For the copy, please give all of the data again exactly and leave the pictures out.

:: RAW DATA ::
## BEGIN

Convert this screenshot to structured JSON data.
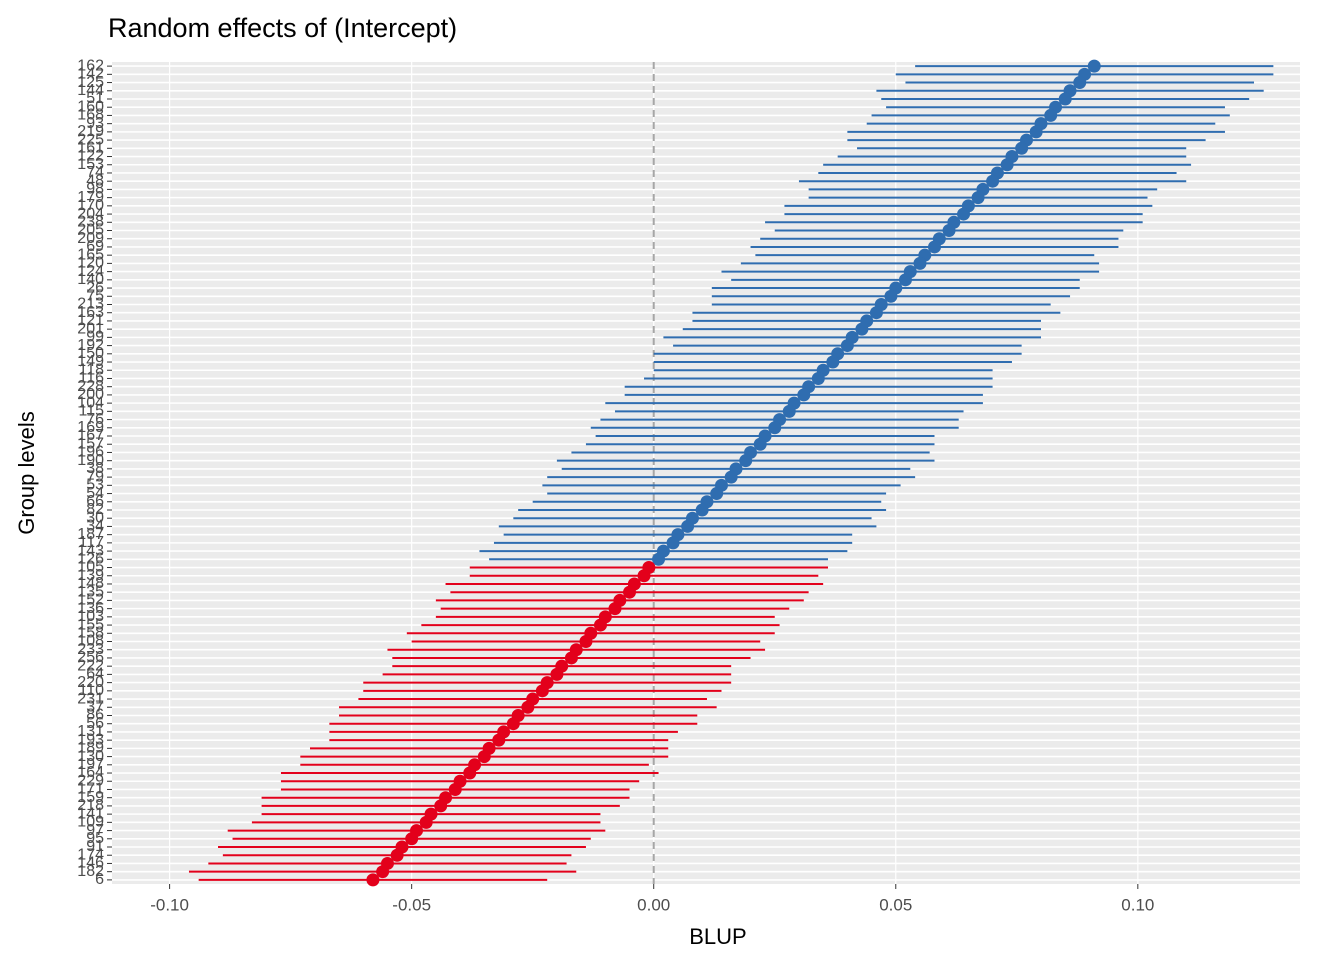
{
  "chart_data": {
    "type": "forest",
    "title": "Random effects of  (Intercept)",
    "x_label": "BLUP",
    "y_label": "Group levels",
    "categories": [
      "162",
      "142",
      "125",
      "144",
      "51",
      "160",
      "168",
      "93",
      "219",
      "225",
      "161",
      "122",
      "153",
      "74",
      "48",
      "98",
      "179",
      "170",
      "204",
      "238",
      "205",
      "209",
      "69",
      "165",
      "120",
      "124",
      "140",
      "26",
      "75",
      "213",
      "163",
      "121",
      "201",
      "99",
      "192",
      "150",
      "149",
      "118",
      "116",
      "228",
      "200",
      "104",
      "115",
      "76",
      "169",
      "167",
      "157",
      "196",
      "190",
      "38",
      "79",
      "53",
      "54",
      "66",
      "82",
      "30",
      "34",
      "187",
      "117",
      "143",
      "126",
      "105",
      "139",
      "148",
      "135",
      "152",
      "136",
      "103",
      "155",
      "158",
      "108",
      "233",
      "256",
      "222",
      "64",
      "220",
      "110",
      "231",
      "37",
      "86",
      "56",
      "131",
      "193",
      "189",
      "130",
      "197",
      "164",
      "229",
      "171",
      "159",
      "218",
      "141",
      "109",
      "97",
      "95",
      "91",
      "174",
      "146",
      "182",
      "6"
    ],
    "values": [
      0.091,
      0.089,
      0.088,
      0.086,
      0.085,
      0.083,
      0.082,
      0.08,
      0.079,
      0.077,
      0.076,
      0.074,
      0.073,
      0.071,
      0.07,
      0.068,
      0.067,
      0.065,
      0.064,
      0.062,
      0.061,
      0.059,
      0.058,
      0.056,
      0.055,
      0.053,
      0.052,
      0.05,
      0.049,
      0.047,
      0.046,
      0.044,
      0.043,
      0.041,
      0.04,
      0.038,
      0.037,
      0.035,
      0.034,
      0.032,
      0.031,
      0.029,
      0.028,
      0.026,
      0.025,
      0.023,
      0.022,
      0.02,
      0.019,
      0.017,
      0.016,
      0.014,
      0.013,
      0.011,
      0.01,
      0.008,
      0.007,
      0.005,
      0.004,
      0.002,
      0.001,
      -0.001,
      -0.002,
      -0.004,
      -0.005,
      -0.007,
      -0.008,
      -0.01,
      -0.011,
      -0.013,
      -0.014,
      -0.016,
      -0.017,
      -0.019,
      -0.02,
      -0.022,
      -0.023,
      -0.025,
      -0.026,
      -0.028,
      -0.029,
      -0.031,
      -0.032,
      -0.034,
      -0.035,
      -0.037,
      -0.038,
      -0.04,
      -0.041,
      -0.043,
      -0.044,
      -0.046,
      -0.047,
      -0.049,
      -0.05,
      -0.052,
      -0.053,
      -0.055,
      -0.056,
      -0.058
    ],
    "errors": [
      0.037,
      0.039,
      0.036,
      0.04,
      0.038,
      0.035,
      0.037,
      0.036,
      0.039,
      0.037,
      0.034,
      0.036,
      0.038,
      0.037,
      0.04,
      0.036,
      0.035,
      0.038,
      0.037,
      0.039,
      0.036,
      0.037,
      0.038,
      0.035,
      0.037,
      0.039,
      0.036,
      0.038,
      0.037,
      0.035,
      0.038,
      0.036,
      0.037,
      0.039,
      0.036,
      0.038,
      0.037,
      0.035,
      0.036,
      0.038,
      0.037,
      0.039,
      0.036,
      0.037,
      0.038,
      0.035,
      0.036,
      0.037,
      0.039,
      0.036,
      0.038,
      0.037,
      0.035,
      0.036,
      0.038,
      0.037,
      0.039,
      0.036,
      0.037,
      0.038,
      0.035,
      0.037,
      0.036,
      0.039,
      0.037,
      0.038,
      0.036,
      0.035,
      0.037,
      0.038,
      0.036,
      0.039,
      0.037,
      0.035,
      0.036,
      0.038,
      0.037,
      0.036,
      0.039,
      0.037,
      0.038,
      0.036,
      0.035,
      0.037,
      0.038,
      0.036,
      0.039,
      0.037,
      0.036,
      0.038,
      0.037,
      0.035,
      0.036,
      0.039,
      0.037,
      0.038,
      0.036,
      0.037,
      0.04,
      0.036
    ],
    "positive_color": "#2f6db0",
    "negative_color": "#e3001b",
    "xlim": [
      -0.1119,
      0.1335
    ],
    "xticks": [
      {
        "value": -0.1,
        "label": "-0.10"
      },
      {
        "value": -0.05,
        "label": "-0.05"
      },
      {
        "value": 0,
        "label": "0.00"
      },
      {
        "value": 0.05,
        "label": "0.05"
      },
      {
        "value": 0.1,
        "label": "0.10"
      }
    ],
    "reference_line": 0,
    "grid": true
  }
}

## END

:: COMPLETE ANSWER ::
Convert this screenshot to structured JSON data.
{
  "chart_data": {
    "type": "forest",
    "title": "Random effects of  (Intercept)",
    "x_label": "BLUP",
    "y_label": "Group levels",
    "categories": [
      "162",
      "142",
      "125",
      "144",
      "51",
      "160",
      "168",
      "93",
      "219",
      "225",
      "161",
      "122",
      "153",
      "74",
      "48",
      "98",
      "179",
      "170",
      "204",
      "238",
      "205",
      "209",
      "69",
      "165",
      "120",
      "124",
      "140",
      "26",
      "75",
      "213",
      "163",
      "121",
      "201",
      "99",
      "192",
      "150",
      "149",
      "118",
      "116",
      "228",
      "200",
      "104",
      "115",
      "76",
      "169",
      "167",
      "157",
      "196",
      "190",
      "38",
      "79",
      "53",
      "54",
      "66",
      "82",
      "30",
      "34",
      "187",
      "117",
      "143",
      "126",
      "105",
      "139",
      "148",
      "135",
      "152",
      "136",
      "103",
      "155",
      "158",
      "108",
      "233",
      "256",
      "222",
      "64",
      "220",
      "110",
      "231",
      "37",
      "86",
      "56",
      "131",
      "193",
      "189",
      "130",
      "197",
      "164",
      "229",
      "171",
      "159",
      "218",
      "141",
      "109",
      "97",
      "95",
      "91",
      "174",
      "146",
      "182",
      "6"
    ],
    "values": [
      0.091,
      0.089,
      0.088,
      0.086,
      0.085,
      0.083,
      0.082,
      0.08,
      0.079,
      0.077,
      0.076,
      0.074,
      0.073,
      0.071,
      0.07,
      0.068,
      0.067,
      0.065,
      0.064,
      0.062,
      0.061,
      0.059,
      0.058,
      0.056,
      0.055,
      0.053,
      0.052,
      0.05,
      0.049,
      0.047,
      0.046,
      0.044,
      0.043,
      0.041,
      0.04,
      0.038,
      0.037,
      0.035,
      0.034,
      0.032,
      0.031,
      0.029,
      0.028,
      0.026,
      0.025,
      0.023,
      0.022,
      0.02,
      0.019,
      0.017,
      0.016,
      0.014,
      0.013,
      0.011,
      0.01,
      0.008,
      0.007,
      0.005,
      0.004,
      0.002,
      0.001,
      -0.001,
      -0.002,
      -0.004,
      -0.005,
      -0.007,
      -0.008,
      -0.01,
      -0.011,
      -0.013,
      -0.014,
      -0.016,
      -0.017,
      -0.019,
      -0.02,
      -0.022,
      -0.023,
      -0.025,
      -0.026,
      -0.028,
      -0.029,
      -0.031,
      -0.032,
      -0.034,
      -0.035,
      -0.037,
      -0.038,
      -0.04,
      -0.041,
      -0.043,
      -0.044,
      -0.046,
      -0.047,
      -0.049,
      -0.05,
      -0.052,
      -0.053,
      -0.055,
      -0.056,
      -0.058
    ],
    "errors": [
      0.037,
      0.039,
      0.036,
      0.04,
      0.038,
      0.035,
      0.037,
      0.036,
      0.039,
      0.037,
      0.034,
      0.036,
      0.038,
      0.037,
      0.04,
      0.036,
      0.035,
      0.038,
      0.037,
      0.039,
      0.036,
      0.037,
      0.038,
      0.035,
      0.037,
      0.039,
      0.036,
      0.038,
      0.037,
      0.035,
      0.038,
      0.036,
      0.037,
      0.039,
      0.036,
      0.038,
      0.037,
      0.035,
      0.036,
      0.038,
      0.037,
      0.039,
      0.036,
      0.037,
      0.038,
      0.035,
      0.036,
      0.037,
      0.039,
      0.036,
      0.038,
      0.037,
      0.035,
      0.036,
      0.038,
      0.037,
      0.039,
      0.036,
      0.037,
      0.038,
      0.035,
      0.037,
      0.036,
      0.039,
      0.037,
      0.038,
      0.036,
      0.035,
      0.037,
      0.038,
      0.036,
      0.039,
      0.037,
      0.035,
      0.036,
      0.038,
      0.037,
      0.036,
      0.039,
      0.037,
      0.038,
      0.036,
      0.035,
      0.037,
      0.038,
      0.036,
      0.039,
      0.037,
      0.036,
      0.038,
      0.037,
      0.035,
      0.036,
      0.039,
      0.037,
      0.038,
      0.036,
      0.037,
      0.04,
      0.036
    ],
    "positive_color": "#2f6db0",
    "negative_color": "#e3001b",
    "xlim": [
      -0.1119,
      0.1335
    ],
    "xticks": [
      {
        "value": -0.1,
        "label": "-0.10"
      },
      {
        "value": -0.05,
        "label": "-0.05"
      },
      {
        "value": 0,
        "label": "0.00"
      },
      {
        "value": 0.05,
        "label": "0.05"
      },
      {
        "value": 0.1,
        "label": "0.10"
      }
    ],
    "reference_line": 0,
    "grid": true
  }
}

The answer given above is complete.